> _Stated exercise_
Omit all images. Write out the rest of the material exactly.

____ Supplied entries

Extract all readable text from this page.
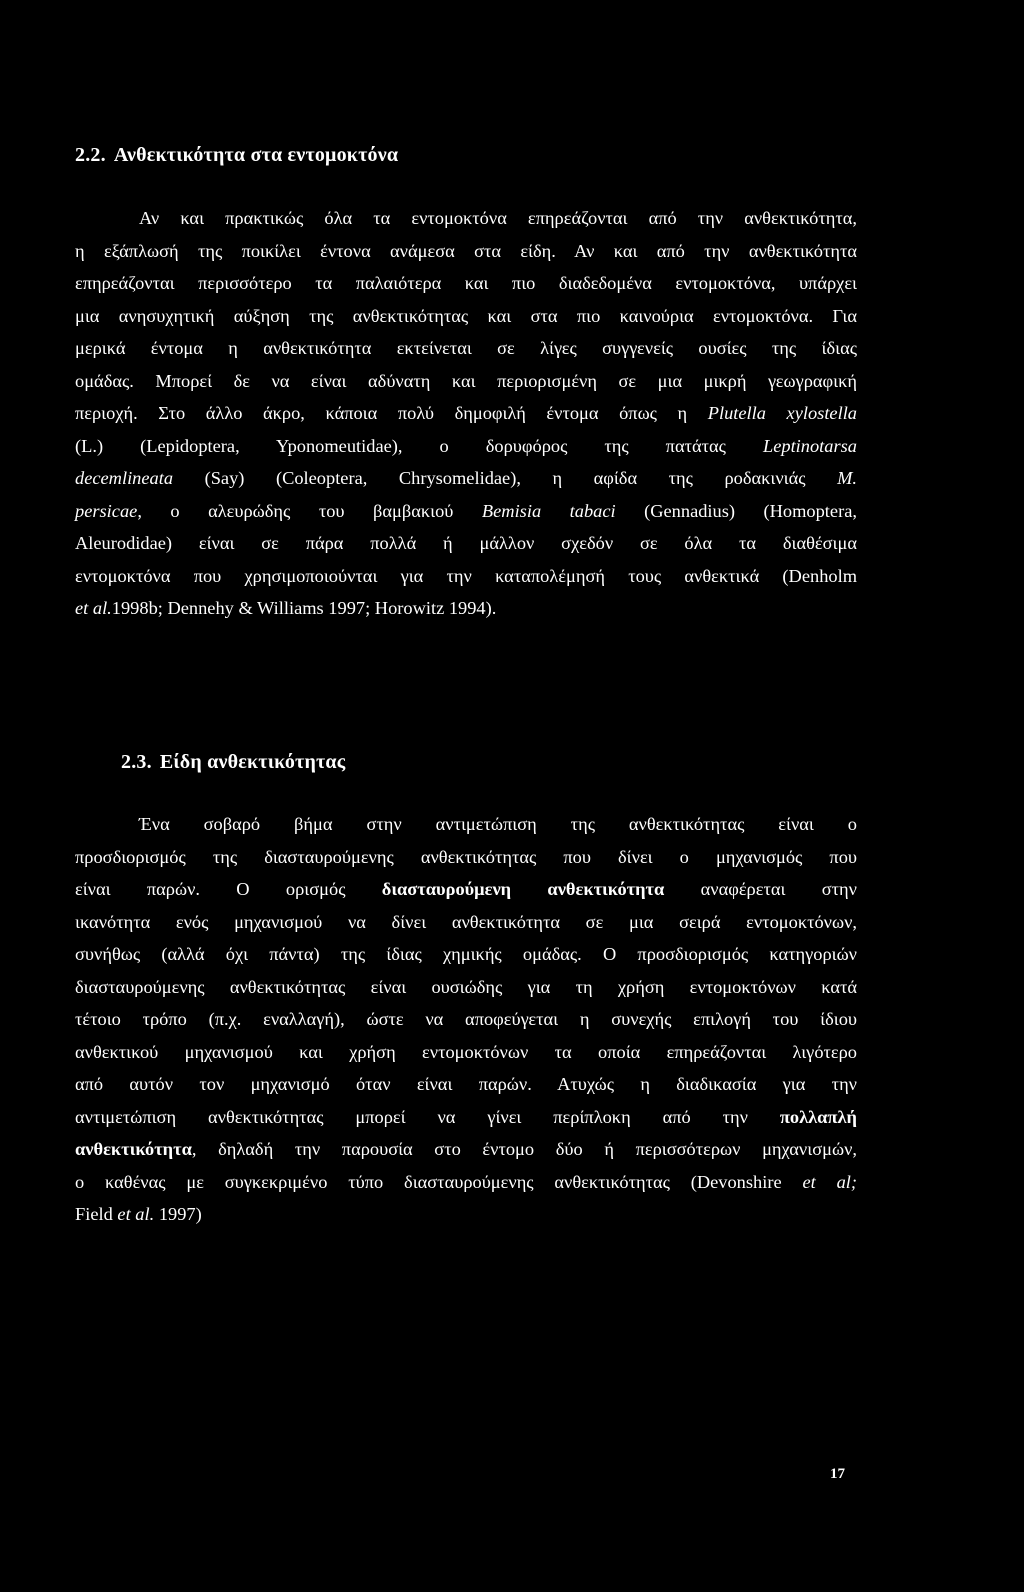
2.2. Ανθεκτικότητα στα εντομοκτόνα
Αν και πρακτικώς όλα τα εντομοκτόνα επηρεάζονται από την ανθεκτικότητα,
η εξάπλωσή της ποικίλει έντονα ανάμεσα στα είδη. Αν και από την ανθεκτικότητα
επηρεάζονται περισσότερο τα παλαιότερα και πιο διαδεδομένα εντομοκτόνα, υπάρχει
μια ανησυχητική αύξηση της ανθεκτικότητας και στα πιο καινούρια εντομοκτόνα. Για
μερικά έντομα η ανθεκτικότητα εκτείνεται σε λίγες συγγενείς ουσίες της ίδιας
ομάδας. Μπορεί δε να είναι αδύνατη και περιορισμένη σε μια μικρή γεωγραφική
περιοχή. Στο άλλο άκρο, κάποια πολύ δημοφιλή έντομα όπως η Plutella xylostella
(L.) (Lepidoptera, Yponomeutidae), ο δορυφόρος της πατάτας Leptinotarsa
decemlineata (Say) (Coleoptera, Chrysomelidae), η αφίδα της ροδακινιάς M.
persicae, ο αλευρώδης του βαμβακιού Bemisia tabaci (Gennadius) (Homoptera,
Aleurodidae) είναι σε πάρα πολλά ή μάλλον σχεδόν σε όλα τα διαθέσιμα
εντομοκτόνα που χρησιμοποιούνται για την καταπολέμησή τους ανθεκτικά (Denholm
et al.1998b; Dennehy & Williams 1997; Horowitz 1994).
2.3. Είδη ανθεκτικότητας
Ένα σοβαρό βήμα στην αντιμετώπιση της ανθεκτικότητας είναι ο
προσδιορισμός της διασταυρούμενης ανθεκτικότητας που δίνει ο μηχανισμός που
είναι παρών. Ο ορισμός διασταυρούμενη ανθεκτικότητα αναφέρεται στην
ικανότητα ενός μηχανισμού να δίνει ανθεκτικότητα σε μια σειρά εντομοκτόνων,
συνήθως (αλλά όχι πάντα) της ίδιας χημικής ομάδας. Ο προσδιορισμός κατηγοριών
διασταυρούμενης ανθεκτικότητας είναι ουσιώδης για τη χρήση εντομοκτόνων κατά
τέτοιο τρόπο (π.χ. εναλλαγή), ώστε να αποφεύγεται η συνεχής επιλογή του ίδιου
ανθεκτικού μηχανισμού και χρήση εντομοκτόνων τα οποία επηρεάζονται λιγότερο
από αυτόν τον μηχανισμό όταν είναι παρών. Ατυχώς η διαδικασία για την
αντιμετώπιση ανθεκτικότητας μπορεί να γίνει περίπλοκη από την πολλαπλή
ανθεκτικότητα, δηλαδή την παρουσία στο έντομο δύο ή περισσότερων μηχανισμών,
ο καθένας με συγκεκριμένο τύπο διασταυρούμενης ανθεκτικότητας (Devonshire et al;
Field et al. 1997)

17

________

> _Answer for the task_
Extract all readable text from this page.
2.2. Ανθεκτικότητα στα εντομοκτόνα
Αν και πρακτικώς όλα τα εντομοκτόνα επηρεάζονται από την ανθεκτικότητα,
η εξάπλωσή της ποικίλει έντονα ανάμεσα στα είδη. Αν και από την ανθεκτικότητα
επηρεάζονται περισσότερο τα παλαιότερα και πιο διαδεδομένα εντομοκτόνα, υπάρχει
μια ανησυχητική αύξηση της ανθεκτικότητας και στα πιο καινούρια εντομοκτόνα. Για
μερικά έντομα η ανθεκτικότητα εκτείνεται σε λίγες συγγενείς ουσίες της ίδιας
ομάδας. Μπορεί δε να είναι αδύνατη και περιορισμένη σε μια μικρή γεωγραφική
περιοχή. Στο άλλο άκρο, κάποια πολύ δημοφιλή έντομα όπως η Plutella xylostella
(L.) (Lepidoptera, Yponomeutidae), ο δορυφόρος της πατάτας Leptinotarsa
decemlineata (Say) (Coleoptera, Chrysomelidae), η αφίδα της ροδακινιάς M.
persicae, ο αλευρώδης του βαμβακιού Bemisia tabaci (Gennadius) (Homoptera,
Aleurodidae) είναι σε πάρα πολλά ή μάλλον σχεδόν σε όλα τα διαθέσιμα
εντομοκτόνα που χρησιμοποιούνται για την καταπολέμησή τους ανθεκτικά (Denholm
et al.1998b; Dennehy & Williams 1997; Horowitz 1994).
2.3. Είδη ανθεκτικότητας
Ένα σοβαρό βήμα στην αντιμετώπιση της ανθεκτικότητας είναι ο
προσδιορισμός της διασταυρούμενης ανθεκτικότητας που δίνει ο μηχανισμός που
είναι παρών. Ο ορισμός διασταυρούμενη ανθεκτικότητα αναφέρεται στην
ικανότητα ενός μηχανισμού να δίνει ανθεκτικότητα σε μια σειρά εντομοκτόνων,
συνήθως (αλλά όχι πάντα) της ίδιας χημικής ομάδας. Ο προσδιορισμός κατηγοριών
διασταυρούμενης ανθεκτικότητας είναι ουσιώδης για τη χρήση εντομοκτόνων κατά
τέτοιο τρόπο (π.χ. εναλλαγή), ώστε να αποφεύγεται η συνεχής επιλογή του ίδιου
ανθεκτικού μηχανισμού και χρήση εντομοκτόνων τα οποία επηρεάζονται λιγότερο
από αυτόν τον μηχανισμό όταν είναι παρών. Ατυχώς η διαδικασία για την
αντιμετώπιση ανθεκτικότητας μπορεί να γίνει περίπλοκη από την πολλαπλή
ανθεκτικότητα, δηλαδή την παρουσία στο έντομο δύο ή περισσότερων μηχανισμών,
ο καθένας με συγκεκριμένο τύπο διασταυρούμενης ανθεκτικότητας (Devonshire et al;
Field et al. 1997)

17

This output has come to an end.